▶ **The problem**: Please copy out the passage of the text on the 2016 ASUN women's basketball tournament from "- MVP: Brandi" to "in the championship.".

▶ **Text for analysis**:
..........

- Classification: Division I
- Season: 2015–16
- Teams: 8
- Site: campus sites
- Champions: Jacksonville (1st title)
- Winning coach: Yolett McPhee-McCuin (1st title)
- MVP: Brandi Buie (Jacksonville)
- Television: ESPN3

= 2016 ASUN women's basketball tournament =

The 2016 ASUN women's basketball tournament was the 30th edition of the ASUN Conference championship. It took place March 4, 2016, through March 13, 2016, in several arenas. All games took place at the higher of the two teams competing with the addition of NJIT. The winner received an automatic trip to the NCAA women's tournament.

==Format==
The A-Sun Championship is a six-day single-elimination tournament. Eight teams will compete in the championship.

..........

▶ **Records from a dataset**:
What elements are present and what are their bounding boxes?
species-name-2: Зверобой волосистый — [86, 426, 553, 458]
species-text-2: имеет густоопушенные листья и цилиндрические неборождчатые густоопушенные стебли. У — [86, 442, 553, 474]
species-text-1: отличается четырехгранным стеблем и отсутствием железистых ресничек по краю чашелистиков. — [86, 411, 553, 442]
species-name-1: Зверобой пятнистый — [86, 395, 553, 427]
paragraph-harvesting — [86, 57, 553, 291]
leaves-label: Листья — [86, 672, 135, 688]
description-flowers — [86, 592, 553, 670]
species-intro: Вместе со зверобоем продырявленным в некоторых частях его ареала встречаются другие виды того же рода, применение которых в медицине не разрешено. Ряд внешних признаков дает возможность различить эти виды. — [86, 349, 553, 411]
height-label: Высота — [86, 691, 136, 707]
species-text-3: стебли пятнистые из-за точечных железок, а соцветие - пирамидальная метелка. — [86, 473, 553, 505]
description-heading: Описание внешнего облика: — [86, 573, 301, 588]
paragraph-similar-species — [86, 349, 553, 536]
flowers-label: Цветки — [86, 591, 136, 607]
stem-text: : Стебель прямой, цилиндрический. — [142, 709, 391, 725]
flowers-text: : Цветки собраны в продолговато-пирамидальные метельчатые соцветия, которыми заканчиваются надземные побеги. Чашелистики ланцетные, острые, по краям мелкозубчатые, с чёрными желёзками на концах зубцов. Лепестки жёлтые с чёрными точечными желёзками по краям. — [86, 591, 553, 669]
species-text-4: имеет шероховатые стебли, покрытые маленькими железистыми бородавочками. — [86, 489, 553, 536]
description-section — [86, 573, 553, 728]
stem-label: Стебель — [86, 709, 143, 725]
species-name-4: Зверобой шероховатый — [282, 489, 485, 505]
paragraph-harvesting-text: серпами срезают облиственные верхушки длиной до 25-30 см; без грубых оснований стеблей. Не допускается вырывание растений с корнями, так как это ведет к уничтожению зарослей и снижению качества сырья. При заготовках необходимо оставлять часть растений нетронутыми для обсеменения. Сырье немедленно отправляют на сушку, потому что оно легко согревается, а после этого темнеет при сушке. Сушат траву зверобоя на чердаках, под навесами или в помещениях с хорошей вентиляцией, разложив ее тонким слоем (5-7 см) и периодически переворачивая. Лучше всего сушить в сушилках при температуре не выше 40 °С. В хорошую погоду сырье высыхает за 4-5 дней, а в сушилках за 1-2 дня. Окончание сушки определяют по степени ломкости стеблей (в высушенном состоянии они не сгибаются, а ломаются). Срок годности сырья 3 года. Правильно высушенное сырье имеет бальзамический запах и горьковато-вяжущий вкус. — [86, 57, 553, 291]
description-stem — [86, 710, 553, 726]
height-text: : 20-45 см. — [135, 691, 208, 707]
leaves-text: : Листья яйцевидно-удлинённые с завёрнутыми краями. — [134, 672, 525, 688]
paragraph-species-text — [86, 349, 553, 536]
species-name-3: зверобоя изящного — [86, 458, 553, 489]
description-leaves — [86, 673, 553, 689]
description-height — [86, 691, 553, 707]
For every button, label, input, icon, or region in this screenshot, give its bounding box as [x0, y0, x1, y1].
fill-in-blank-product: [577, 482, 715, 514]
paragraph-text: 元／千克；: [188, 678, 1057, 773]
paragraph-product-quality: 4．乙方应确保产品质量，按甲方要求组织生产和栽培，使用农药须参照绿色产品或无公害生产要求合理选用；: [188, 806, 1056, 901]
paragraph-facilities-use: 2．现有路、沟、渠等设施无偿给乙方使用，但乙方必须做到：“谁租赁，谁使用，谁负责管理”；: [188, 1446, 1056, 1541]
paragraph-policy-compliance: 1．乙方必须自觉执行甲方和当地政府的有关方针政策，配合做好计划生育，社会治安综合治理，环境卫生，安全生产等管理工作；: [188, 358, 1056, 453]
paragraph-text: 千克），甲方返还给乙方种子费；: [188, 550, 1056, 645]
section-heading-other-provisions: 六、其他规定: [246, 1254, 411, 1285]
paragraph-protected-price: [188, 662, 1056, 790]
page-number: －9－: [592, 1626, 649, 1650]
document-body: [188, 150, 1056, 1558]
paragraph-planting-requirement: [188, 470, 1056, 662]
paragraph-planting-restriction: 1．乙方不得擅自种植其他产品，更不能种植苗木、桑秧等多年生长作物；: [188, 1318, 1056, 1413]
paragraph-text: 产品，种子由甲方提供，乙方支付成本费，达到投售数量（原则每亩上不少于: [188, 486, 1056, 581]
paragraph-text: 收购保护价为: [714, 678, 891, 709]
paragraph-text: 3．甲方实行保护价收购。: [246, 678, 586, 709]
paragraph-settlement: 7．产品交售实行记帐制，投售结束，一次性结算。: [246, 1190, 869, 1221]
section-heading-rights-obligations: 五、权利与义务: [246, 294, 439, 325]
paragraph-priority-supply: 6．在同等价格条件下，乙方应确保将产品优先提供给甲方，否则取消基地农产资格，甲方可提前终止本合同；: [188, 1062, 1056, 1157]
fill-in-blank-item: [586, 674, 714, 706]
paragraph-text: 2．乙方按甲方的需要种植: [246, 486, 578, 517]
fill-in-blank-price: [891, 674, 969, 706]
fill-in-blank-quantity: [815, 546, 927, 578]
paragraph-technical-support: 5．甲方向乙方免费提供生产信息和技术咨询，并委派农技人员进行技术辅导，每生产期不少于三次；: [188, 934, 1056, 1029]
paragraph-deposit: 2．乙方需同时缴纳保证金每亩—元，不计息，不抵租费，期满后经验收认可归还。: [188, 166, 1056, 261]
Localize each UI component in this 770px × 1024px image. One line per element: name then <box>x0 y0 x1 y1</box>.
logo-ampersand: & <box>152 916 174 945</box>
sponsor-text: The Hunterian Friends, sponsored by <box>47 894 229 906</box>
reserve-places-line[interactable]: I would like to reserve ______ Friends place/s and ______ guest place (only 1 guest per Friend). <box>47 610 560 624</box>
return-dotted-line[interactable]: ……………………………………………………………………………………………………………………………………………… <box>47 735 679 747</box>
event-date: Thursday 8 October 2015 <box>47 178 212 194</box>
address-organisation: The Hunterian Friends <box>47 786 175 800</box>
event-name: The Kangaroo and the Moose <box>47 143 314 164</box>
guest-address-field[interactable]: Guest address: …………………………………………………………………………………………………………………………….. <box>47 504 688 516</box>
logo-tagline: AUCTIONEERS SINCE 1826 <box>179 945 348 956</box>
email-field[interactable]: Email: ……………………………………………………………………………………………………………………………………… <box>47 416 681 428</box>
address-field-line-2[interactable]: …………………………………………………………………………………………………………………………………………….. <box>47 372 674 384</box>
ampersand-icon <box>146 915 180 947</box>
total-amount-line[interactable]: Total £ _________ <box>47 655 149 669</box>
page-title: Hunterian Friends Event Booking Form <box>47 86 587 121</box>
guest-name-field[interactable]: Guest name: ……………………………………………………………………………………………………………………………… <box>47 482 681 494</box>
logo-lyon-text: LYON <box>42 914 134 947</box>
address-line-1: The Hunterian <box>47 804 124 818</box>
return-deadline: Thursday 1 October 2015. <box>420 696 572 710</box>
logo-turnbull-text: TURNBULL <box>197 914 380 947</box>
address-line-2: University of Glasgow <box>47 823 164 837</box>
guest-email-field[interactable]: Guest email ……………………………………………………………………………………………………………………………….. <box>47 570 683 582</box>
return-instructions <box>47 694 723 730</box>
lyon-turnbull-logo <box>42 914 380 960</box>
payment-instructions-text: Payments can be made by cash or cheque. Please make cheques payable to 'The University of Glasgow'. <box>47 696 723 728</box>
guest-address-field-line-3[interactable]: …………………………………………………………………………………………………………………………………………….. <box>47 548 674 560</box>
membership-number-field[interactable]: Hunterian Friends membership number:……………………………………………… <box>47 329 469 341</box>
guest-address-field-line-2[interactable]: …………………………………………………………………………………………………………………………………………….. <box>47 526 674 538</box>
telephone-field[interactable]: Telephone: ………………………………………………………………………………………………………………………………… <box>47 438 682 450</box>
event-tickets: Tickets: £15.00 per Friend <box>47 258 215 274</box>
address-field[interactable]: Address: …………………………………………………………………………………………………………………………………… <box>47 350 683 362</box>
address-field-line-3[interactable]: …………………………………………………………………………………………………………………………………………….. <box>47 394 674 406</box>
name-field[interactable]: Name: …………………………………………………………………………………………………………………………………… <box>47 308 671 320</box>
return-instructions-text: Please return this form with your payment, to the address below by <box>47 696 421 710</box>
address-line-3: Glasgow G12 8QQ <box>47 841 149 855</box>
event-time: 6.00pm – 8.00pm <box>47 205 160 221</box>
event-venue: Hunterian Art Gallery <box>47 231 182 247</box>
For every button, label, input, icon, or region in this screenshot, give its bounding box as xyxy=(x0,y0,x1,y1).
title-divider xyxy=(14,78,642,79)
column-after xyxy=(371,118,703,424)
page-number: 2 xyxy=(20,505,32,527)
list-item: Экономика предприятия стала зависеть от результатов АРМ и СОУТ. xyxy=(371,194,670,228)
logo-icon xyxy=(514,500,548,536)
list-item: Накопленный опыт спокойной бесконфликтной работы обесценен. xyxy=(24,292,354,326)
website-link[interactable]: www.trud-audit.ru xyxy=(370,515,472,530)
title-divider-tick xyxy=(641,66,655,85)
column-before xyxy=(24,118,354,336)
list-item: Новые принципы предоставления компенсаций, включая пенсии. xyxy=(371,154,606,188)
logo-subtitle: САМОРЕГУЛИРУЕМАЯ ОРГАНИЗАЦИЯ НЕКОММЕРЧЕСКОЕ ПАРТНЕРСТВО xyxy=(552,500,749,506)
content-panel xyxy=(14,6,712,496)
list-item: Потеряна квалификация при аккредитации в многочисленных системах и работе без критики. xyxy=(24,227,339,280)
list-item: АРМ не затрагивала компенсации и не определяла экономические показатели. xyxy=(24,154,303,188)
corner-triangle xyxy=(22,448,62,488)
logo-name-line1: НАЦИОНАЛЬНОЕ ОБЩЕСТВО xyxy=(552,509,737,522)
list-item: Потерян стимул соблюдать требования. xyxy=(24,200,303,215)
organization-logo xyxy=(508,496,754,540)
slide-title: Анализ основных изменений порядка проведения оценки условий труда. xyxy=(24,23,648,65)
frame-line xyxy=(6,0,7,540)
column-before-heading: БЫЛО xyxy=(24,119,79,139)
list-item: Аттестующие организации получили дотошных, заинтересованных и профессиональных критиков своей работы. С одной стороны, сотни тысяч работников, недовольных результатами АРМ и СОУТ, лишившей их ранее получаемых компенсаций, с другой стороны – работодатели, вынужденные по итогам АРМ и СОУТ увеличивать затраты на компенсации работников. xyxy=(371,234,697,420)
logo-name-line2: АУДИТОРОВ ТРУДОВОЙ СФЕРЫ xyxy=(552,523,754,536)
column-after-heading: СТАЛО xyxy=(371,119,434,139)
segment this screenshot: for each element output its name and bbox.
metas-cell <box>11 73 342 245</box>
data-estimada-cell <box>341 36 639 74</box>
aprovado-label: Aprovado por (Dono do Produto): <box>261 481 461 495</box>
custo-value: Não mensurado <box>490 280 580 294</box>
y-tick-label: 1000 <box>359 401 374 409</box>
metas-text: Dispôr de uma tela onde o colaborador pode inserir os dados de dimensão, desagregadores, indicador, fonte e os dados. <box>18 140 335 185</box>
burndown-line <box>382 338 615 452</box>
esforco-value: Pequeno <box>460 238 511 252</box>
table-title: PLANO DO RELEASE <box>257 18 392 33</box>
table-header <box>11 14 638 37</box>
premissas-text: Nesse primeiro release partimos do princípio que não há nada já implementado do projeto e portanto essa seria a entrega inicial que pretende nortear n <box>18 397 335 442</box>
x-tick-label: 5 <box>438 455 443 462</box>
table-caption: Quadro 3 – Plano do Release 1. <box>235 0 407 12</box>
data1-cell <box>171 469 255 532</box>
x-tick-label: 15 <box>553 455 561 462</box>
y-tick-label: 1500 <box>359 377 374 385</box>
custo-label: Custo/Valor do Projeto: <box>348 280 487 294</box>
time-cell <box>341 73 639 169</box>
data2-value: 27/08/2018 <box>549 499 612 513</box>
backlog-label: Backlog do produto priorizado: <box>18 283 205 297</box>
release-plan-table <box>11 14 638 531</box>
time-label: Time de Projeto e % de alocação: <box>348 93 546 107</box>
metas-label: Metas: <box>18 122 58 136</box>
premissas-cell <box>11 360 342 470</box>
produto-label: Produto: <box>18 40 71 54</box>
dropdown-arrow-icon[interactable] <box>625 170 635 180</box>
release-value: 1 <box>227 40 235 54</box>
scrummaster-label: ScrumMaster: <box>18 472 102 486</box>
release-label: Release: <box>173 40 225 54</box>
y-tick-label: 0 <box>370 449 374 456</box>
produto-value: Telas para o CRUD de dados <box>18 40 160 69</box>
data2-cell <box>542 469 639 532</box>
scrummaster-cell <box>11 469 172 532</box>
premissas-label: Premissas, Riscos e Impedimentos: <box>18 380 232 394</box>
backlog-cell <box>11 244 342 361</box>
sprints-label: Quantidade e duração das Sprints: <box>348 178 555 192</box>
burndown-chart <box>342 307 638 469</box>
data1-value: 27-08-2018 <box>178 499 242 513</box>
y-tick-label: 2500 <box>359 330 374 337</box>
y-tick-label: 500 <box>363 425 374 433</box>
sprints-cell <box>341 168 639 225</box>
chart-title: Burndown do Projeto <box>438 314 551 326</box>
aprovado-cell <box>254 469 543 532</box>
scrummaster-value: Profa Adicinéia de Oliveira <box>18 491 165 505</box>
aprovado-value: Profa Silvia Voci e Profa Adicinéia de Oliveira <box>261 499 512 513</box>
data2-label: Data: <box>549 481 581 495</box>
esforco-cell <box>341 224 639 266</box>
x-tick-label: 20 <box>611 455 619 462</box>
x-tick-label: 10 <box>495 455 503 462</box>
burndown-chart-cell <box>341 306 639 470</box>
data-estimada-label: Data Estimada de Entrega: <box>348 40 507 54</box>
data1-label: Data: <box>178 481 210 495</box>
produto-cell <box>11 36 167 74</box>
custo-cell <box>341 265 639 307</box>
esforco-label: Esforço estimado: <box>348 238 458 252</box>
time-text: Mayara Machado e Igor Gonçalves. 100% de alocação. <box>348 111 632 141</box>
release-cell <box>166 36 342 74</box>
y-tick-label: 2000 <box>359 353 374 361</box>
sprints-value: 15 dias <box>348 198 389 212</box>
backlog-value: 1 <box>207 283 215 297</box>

..........

▶ **Final answer**:
- MVP: Brandi Buie (Jacksonville)
- Television: ESPN3

= 2016 ASUN women's basketball tournament =

The 2016 ASUN women's basketball tournament was the 30th edition of the ASUN Conference championship. It took place March 4, 2016, through March 13, 2016, in several arenas. All games took place at the higher of the two teams competing with the addition of NJIT. The winner received an automatic trip to the NCAA women's tournament.

==Format==
The A-Sun Championship is a six-day single-elimination tournament. Eight teams will compete in the championship.